• [The task]: Exactly repeat all the records below, omitting the images they hold.

Collection entries
----------------------------------------
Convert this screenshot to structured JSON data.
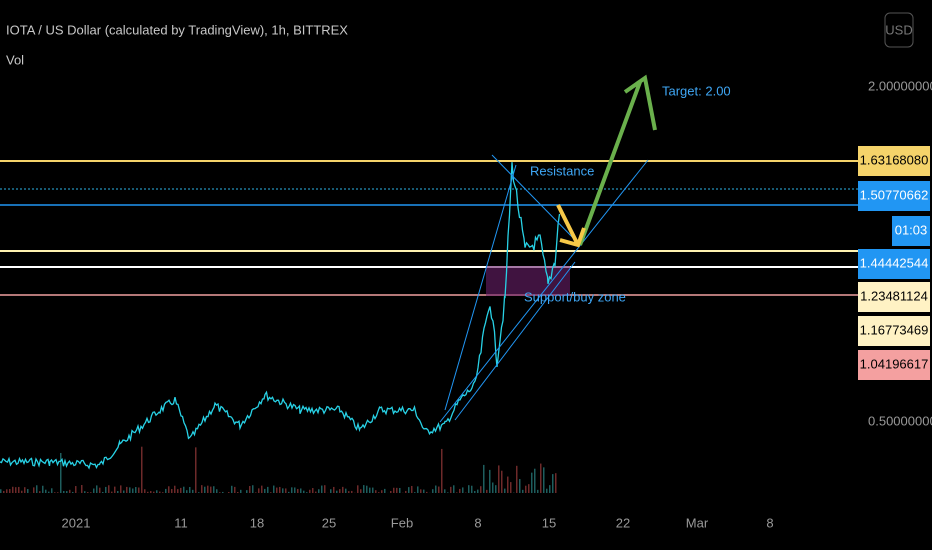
{
  "header": {
    "title": "IOTA / US Dollar (calculated by TradingView), 1h, BITTREX",
    "indicator": "Vol",
    "currency": "USD"
  },
  "price_axis": {
    "labels": [
      "2.00000000",
      "0.50000000"
    ],
    "markers": [
      "1.63168080",
      "1.50770662",
      "01:03",
      "1.44442544",
      "1.23481124",
      "1.16773469",
      "1.04196617"
    ]
  },
  "time_axis": {
    "labels": [
      "2021",
      "11",
      "18",
      "25",
      "Feb",
      "8",
      "15",
      "22",
      "Mar",
      "8"
    ]
  },
  "annotations": {
    "resistance": "Resistance",
    "target": "Target: 2.00",
    "support": "Support/buy zone"
  }
}
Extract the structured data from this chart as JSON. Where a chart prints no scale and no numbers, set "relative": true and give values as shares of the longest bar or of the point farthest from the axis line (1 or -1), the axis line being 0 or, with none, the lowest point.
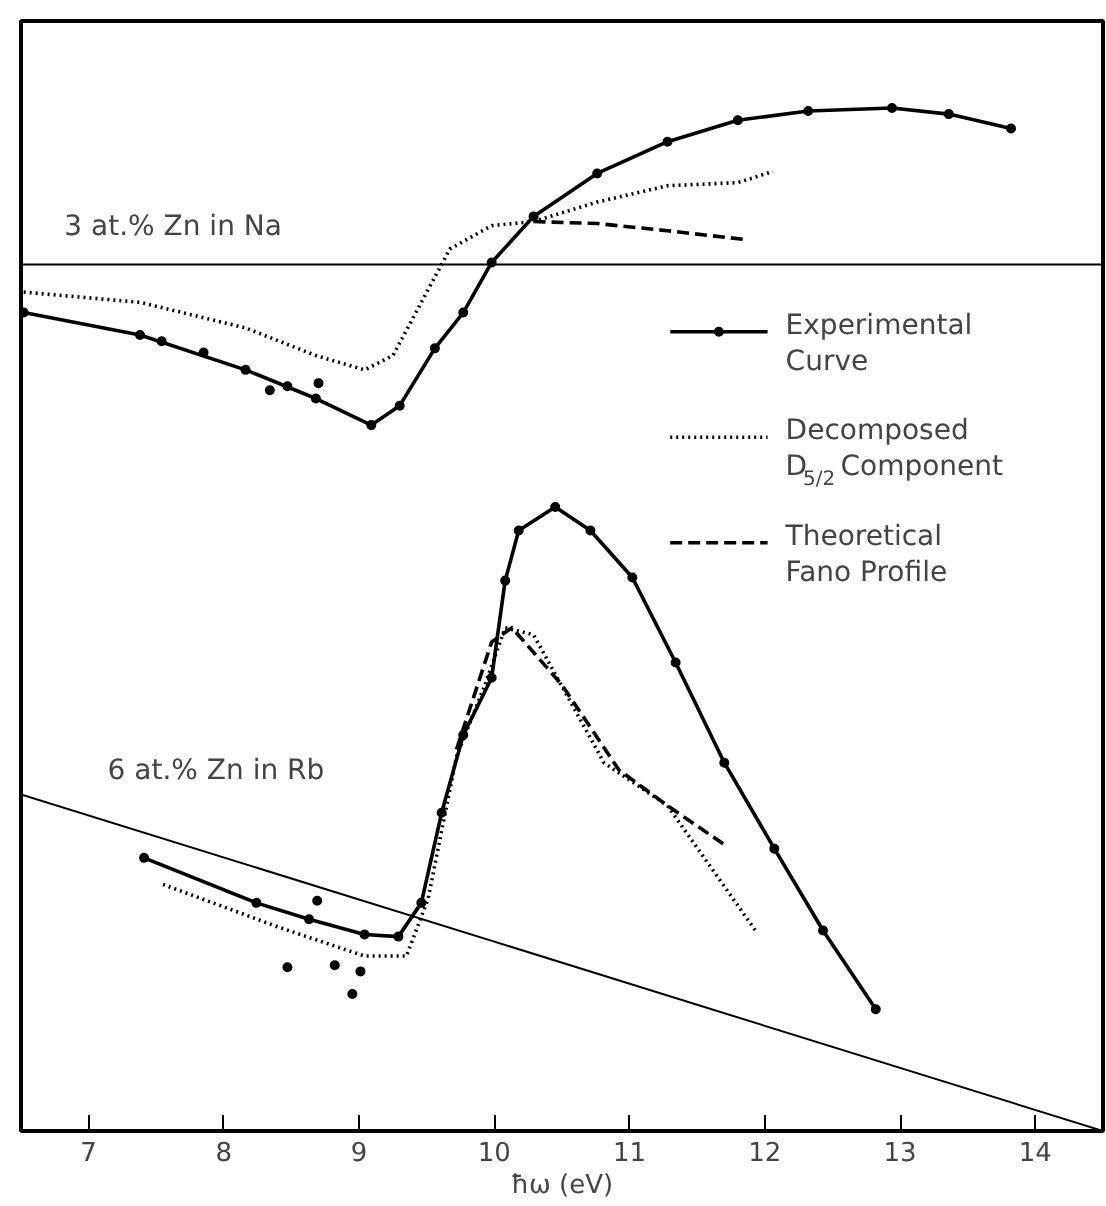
----------------------------------------
• [Solution for this problem]:
Convert this screenshot to structured JSON data.
{
  "header": {
    "title": "IOTA / US Dollar (calculated by TradingView), 1h, BITTREX",
    "indicator": "Vol",
    "currency": "USD"
  },
  "price_axis": {
    "labels": [
      "2.00000000",
      "0.50000000"
    ],
    "markers": [
      "1.63168080",
      "1.50770662",
      "01:03",
      "1.44442544",
      "1.23481124",
      "1.16773469",
      "1.04196617"
    ]
  },
  "time_axis": {
    "labels": [
      "2021",
      "11",
      "18",
      "25",
      "Feb",
      "8",
      "15",
      "22",
      "Mar",
      "8"
    ]
  },
  "annotations": {
    "resistance": "Resistance",
    "target": "Target: 2.00",
    "support": "Support/buy zone"
  }
}
Extract the structured data from this chart as JSON. Where a chart prints no scale and no numbers, set "relative": true and give values as shares of the longest bar or of the point farthest from the axis line (1 or -1), the axis line being 0 or, with none, the lowest point.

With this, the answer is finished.